__Stated task a__: Reproduce verbatim the portion of the commit text that opens with "Change-Id: I0843e88286cdcb3d7ff41fc844c93920ac1f2fb0" and closes with "insertion(+), 87 deletions(-)".

__Text passage__:

>> begin

Change subject: Revert "Add JVM Heap usage alarms for basic Hadoop daemons"
......................................................................

Revert "Add JVM Heap usage alarms for basic Hadoop daemons"

This reverts commit 4735b0f002a7ac5269186fd8399231cdcc5c2253.

Change-Id: I0843e88286cdcb3d7ff41fc844c93920ac1f2fb0
---
M hieradata/eqiad/cdh/hadoop.yaml
M modules/role/manifests/analytics_cluster/hadoop/master.pp
M modules/role/manifests/analytics_cluster/hadoop/standby.pp
M modules/role/manifests/analytics_cluster/hadoop/worker.pp
4 files changed, 1 insertion(+), 87 deletions(-)


  git pull ssh://gerrit.wikimedia.org:29418/operations/puppet 
refs/changes/48/335648/1

diff --git a/hieradata/eqiad/cdh/hadoop.yaml b/hieradata/eqiad/cdh/hadoop.yaml
index 04e1baf..39c9879 100644
--- a/hieradata/eqiad/cdh/hadoop.yaml
+++ b/hieradata/eqiad/cdh/hadoop.yaml
@@ -32,8 +32,6 @@
 cdh::hadoop::net_topology_script_template: 
'role/analytics_cluster/hadoop/net-topology.py.erb'
 
 # Increase NameNode heapsize independent from other daemons
-# The opts value will be used for the JVM, meanwhile the raw number for alarms.
-cdh::hadoop::hadoop_namenode_heapsize: 4096
 cdh::hadoop::hadoop_namenode_opts: "-Xmx4096m"

>> end

__Input__:
>> begin

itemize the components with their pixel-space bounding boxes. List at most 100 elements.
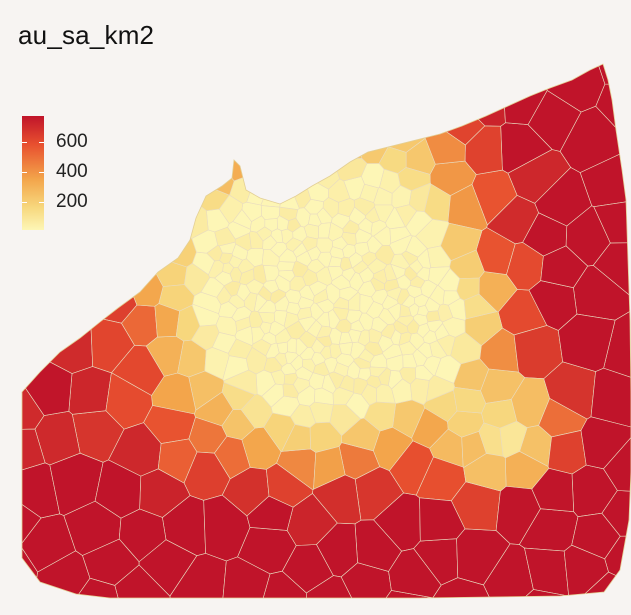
statistical-area-cell	[389, 440, 434, 496]
statistical-area-cell	[277, 113, 320, 152]
statistical-area-cell	[124, 236, 161, 278]
statistical-area-cell	[579, 148, 631, 208]
statistical-area-cell	[42, 64, 85, 124]
statistical-area-cell	[22, 272, 54, 321]
statistical-area-cell	[278, 269, 296, 283]
coastline-outline	[21, 63, 631, 599]
statistical-area-cell	[22, 64, 50, 84]
statistical-area-cell	[306, 575, 361, 598]
statistical-area-cell	[285, 289, 302, 304]
statistical-area-cell	[222, 355, 249, 382]
statistical-area-cell	[383, 64, 429, 82]
statistical-area-cell	[337, 197, 355, 218]
statistical-area-cell	[372, 268, 388, 285]
statistical-area-cell	[592, 242, 631, 298]
statistical-area-cell	[387, 303, 402, 322]
statistical-area-cell	[304, 87, 347, 128]
statistical-area-cell	[147, 64, 203, 110]
statistical-area-cell	[531, 467, 575, 513]
statistical-area-cell	[463, 293, 498, 320]
statistical-area-cell	[452, 82, 506, 127]
statistical-area-cell	[348, 328, 362, 343]
legend-tick-mark	[39, 142, 44, 143]
statistical-area-cell	[262, 279, 280, 294]
statistical-area-cell	[557, 313, 616, 372]
statistical-area-cell	[168, 171, 205, 208]
statistical-area-cell	[105, 372, 153, 430]
statistical-area-cell	[419, 497, 466, 542]
statistical-area-cell	[340, 101, 392, 139]
statistical-area-cell	[228, 255, 243, 268]
statistical-area-cell	[339, 374, 355, 393]
statistical-area-cell	[603, 436, 631, 492]
statistical-area-cell	[425, 375, 456, 402]
statistical-area-cell	[323, 356, 338, 374]
statistical-area-cell	[261, 205, 281, 220]
legend-tick-mark	[39, 202, 44, 203]
statistical-area-cell	[218, 194, 244, 224]
legend-gradient-bar	[22, 116, 44, 230]
statistical-area-cell	[371, 66, 422, 116]
statistical-area-cell	[218, 241, 237, 254]
statistical-area-cell	[527, 90, 582, 152]
statistical-area-cell	[364, 341, 384, 357]
statistical-area-cell	[463, 453, 507, 492]
statistical-area-cell	[267, 159, 293, 185]
color-legend: 600 400 200	[22, 116, 172, 236]
statistical-area-cell	[513, 325, 564, 380]
statistical-area-cell	[333, 362, 349, 377]
statistical-area-cell	[328, 222, 344, 242]
statistical-area-cell	[22, 289, 73, 354]
legend-tick-mark	[39, 172, 44, 173]
statistical-area-cell	[359, 183, 379, 203]
statistical-area-cell	[354, 241, 370, 257]
statistical-area-cell	[22, 64, 48, 115]
statistical-area-cell	[263, 412, 296, 453]
legend-tick-mark	[22, 172, 27, 173]
statistical-area-cell	[262, 235, 278, 250]
statistical-area-cell	[379, 168, 401, 194]
statistical-area-cell	[49, 207, 99, 274]
statistical-area-cell	[87, 250, 133, 287]
statistical-area-cell	[190, 139, 229, 179]
statistical-area-cell	[246, 154, 272, 187]
statistical-area-cell	[260, 184, 282, 208]
statistical-area-cell	[316, 237, 333, 253]
statistical-area-cell	[22, 195, 70, 244]
statistical-area-cell	[307, 125, 341, 163]
statistical-area-cell	[315, 266, 333, 286]
statistical-area-cell	[251, 127, 296, 165]
statistical-area-cell	[22, 428, 46, 478]
statistical-area-cell	[426, 319, 443, 333]
statistical-area-cell	[502, 64, 588, 86]
statistical-area-cell	[22, 152, 40, 204]
statistical-area-cell	[349, 271, 364, 292]
statistical-area-cell	[264, 218, 278, 232]
statistical-area-cell	[80, 74, 133, 119]
statistical-area-cell	[51, 103, 103, 152]
statistical-area-cell	[88, 213, 141, 254]
statistical-area-cell	[207, 115, 258, 156]
statistical-area-cell	[282, 383, 299, 399]
statistical-area-cell	[341, 417, 381, 452]
statistical-area-cell	[22, 109, 53, 159]
statistical-area-cell	[22, 585, 64, 598]
statistical-area-cell	[397, 80, 454, 135]
statistical-area-cell	[396, 274, 412, 290]
statistical-area-cell	[166, 105, 210, 157]
statistical-area-cell	[222, 149, 254, 182]
statistical-area-cell	[308, 213, 322, 227]
statistical-area-cell	[137, 221, 179, 264]
legend-tick-mark	[22, 142, 27, 143]
statistical-area-cell	[423, 64, 478, 93]
statistical-area-cell	[157, 438, 198, 484]
statistical-area-cell	[306, 319, 323, 339]
statistical-area-cell	[22, 197, 25, 252]
statistical-area-cell	[540, 245, 589, 289]
statistical-area-cell	[155, 147, 196, 190]
statistical-area-cell	[166, 234, 197, 268]
statistical-area-cell	[138, 539, 198, 597]
statistical-area-cell	[175, 304, 201, 342]
statistical-area-cell	[68, 366, 112, 415]
statistical-area-cell	[301, 236, 318, 252]
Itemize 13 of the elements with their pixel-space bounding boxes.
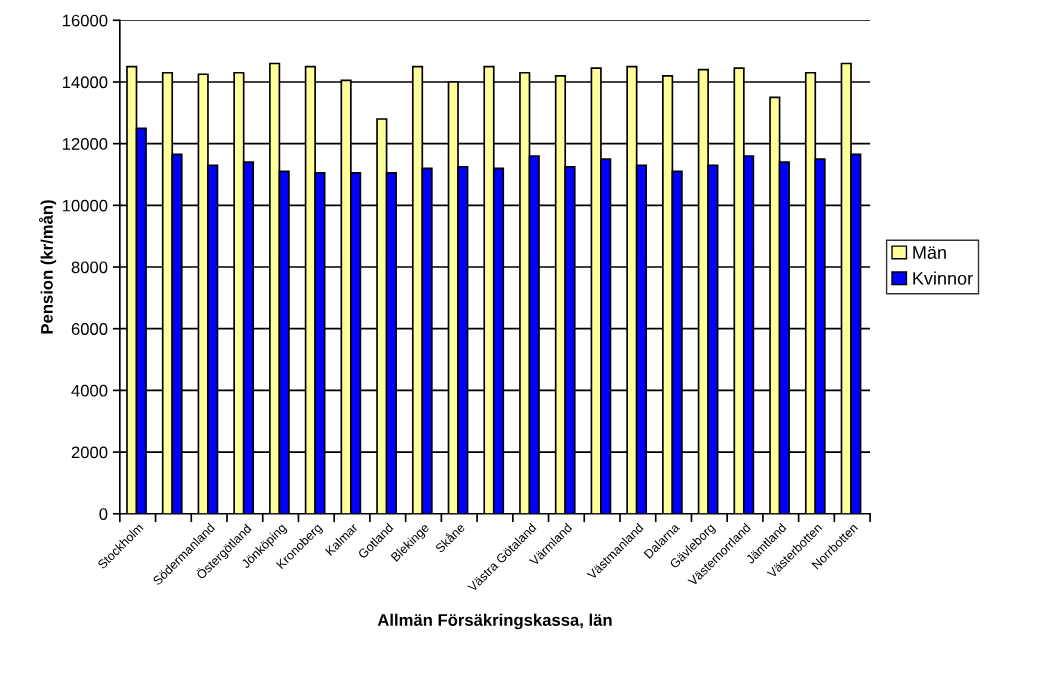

>> end

__Stated task b__: Locate every line of the listing that contains the string "tick", treating uppercase and lowercase as distinct, and copy each such line in full.

__Response a__:
Change-Id: I0843e88286cdcb3d7ff41fc844c93920ac1f2fb0
---
M hieradata/eqiad/cdh/hadoop.yaml
M modules/role/manifests/analytics_cluster/hadoop/master.pp
M modules/role/manifests/analytics_cluster/hadoop/standby.pp
M modules/role/manifests/analytics_cluster/hadoop/worker.pp
4 files changed, 1 insertion(+), 87 deletions(-)

__Response b__:
legend-tick-mark	[39, 142, 44, 143]
legend-tick-mark	[39, 202, 44, 203]
legend-tick-mark	[39, 172, 44, 173]
legend-tick-mark	[22, 172, 27, 173]
legend-tick-mark	[22, 142, 27, 143]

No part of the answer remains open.